» **Stated task**: Please print every record below exactly as it appears.

» **Listed records**:
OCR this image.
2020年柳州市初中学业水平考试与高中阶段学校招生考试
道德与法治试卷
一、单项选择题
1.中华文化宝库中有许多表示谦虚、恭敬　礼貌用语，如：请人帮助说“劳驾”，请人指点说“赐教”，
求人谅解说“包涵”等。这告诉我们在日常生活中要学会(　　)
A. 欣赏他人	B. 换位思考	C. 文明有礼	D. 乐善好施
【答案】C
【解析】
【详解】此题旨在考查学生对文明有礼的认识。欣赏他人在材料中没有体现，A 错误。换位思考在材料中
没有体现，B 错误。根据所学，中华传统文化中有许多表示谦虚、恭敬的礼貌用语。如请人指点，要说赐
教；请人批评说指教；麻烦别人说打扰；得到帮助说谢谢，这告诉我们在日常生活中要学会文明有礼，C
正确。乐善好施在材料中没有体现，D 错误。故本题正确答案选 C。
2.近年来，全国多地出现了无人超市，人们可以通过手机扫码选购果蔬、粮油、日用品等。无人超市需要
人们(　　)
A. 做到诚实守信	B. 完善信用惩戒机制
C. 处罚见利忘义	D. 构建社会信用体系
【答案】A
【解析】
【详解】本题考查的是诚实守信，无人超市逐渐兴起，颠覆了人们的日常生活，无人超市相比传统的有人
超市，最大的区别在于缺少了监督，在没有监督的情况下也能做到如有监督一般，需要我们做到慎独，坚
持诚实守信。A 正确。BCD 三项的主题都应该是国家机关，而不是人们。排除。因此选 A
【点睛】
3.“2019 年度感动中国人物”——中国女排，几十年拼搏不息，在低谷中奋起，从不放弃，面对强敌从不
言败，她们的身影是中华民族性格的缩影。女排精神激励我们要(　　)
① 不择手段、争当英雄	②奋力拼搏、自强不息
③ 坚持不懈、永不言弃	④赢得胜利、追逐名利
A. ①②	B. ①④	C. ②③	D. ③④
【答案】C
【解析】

» **Response below**:
OCR this image.
2020年柳州市初中学业水平考试与高中阶段学校招生考试
道德与法治试卷
一、单项选择题
1.中华文化宝库中有许多表示谦虚、恭敬　礼貌用语，如：请人帮助说“劳驾”，请人指点说“赐教”，
求人谅解说“包涵”等。这告诉我们在日常生活中要学会(　　)
A. 欣赏他人	B. 换位思考	C. 文明有礼	D. 乐善好施
【答案】C
【解析】
【详解】此题旨在考查学生对文明有礼的认识。欣赏他人在材料中没有体现，A 错误。换位思考在材料中
没有体现，B 错误。根据所学，中华传统文化中有许多表示谦虚、恭敬的礼貌用语。如请人指点，要说赐
教；请人批评说指教；麻烦别人说打扰；得到帮助说谢谢，这告诉我们在日常生活中要学会文明有礼，C
正确。乐善好施在材料中没有体现，D 错误。故本题正确答案选 C。
2.近年来，全国多地出现了无人超市，人们可以通过手机扫码选购果蔬、粮油、日用品等。无人超市需要
人们(　　)
A. 做到诚实守信	B. 完善信用惩戒机制
C. 处罚见利忘义	D. 构建社会信用体系
【答案】A
【解析】
【详解】本题考查的是诚实守信，无人超市逐渐兴起，颠覆了人们的日常生活，无人超市相比传统的有人
超市，最大的区别在于缺少了监督，在没有监督的情况下也能做到如有监督一般，需要我们做到慎独，坚
持诚实守信。A 正确。BCD 三项的主题都应该是国家机关，而不是人们。排除。因此选 A
【点睛】
3.“2019 年度感动中国人物”——中国女排，几十年拼搏不息，在低谷中奋起，从不放弃，面对强敌从不
言败，她们的身影是中华民族性格的缩影。女排精神激励我们要(　　)
① 不择手段、争当英雄	②奋力拼搏、自强不息
③ 坚持不懈、永不言弃	④赢得胜利、追逐名利
A. ①②	B. ①④	C. ②③	D. ③④
【答案】C
【解析】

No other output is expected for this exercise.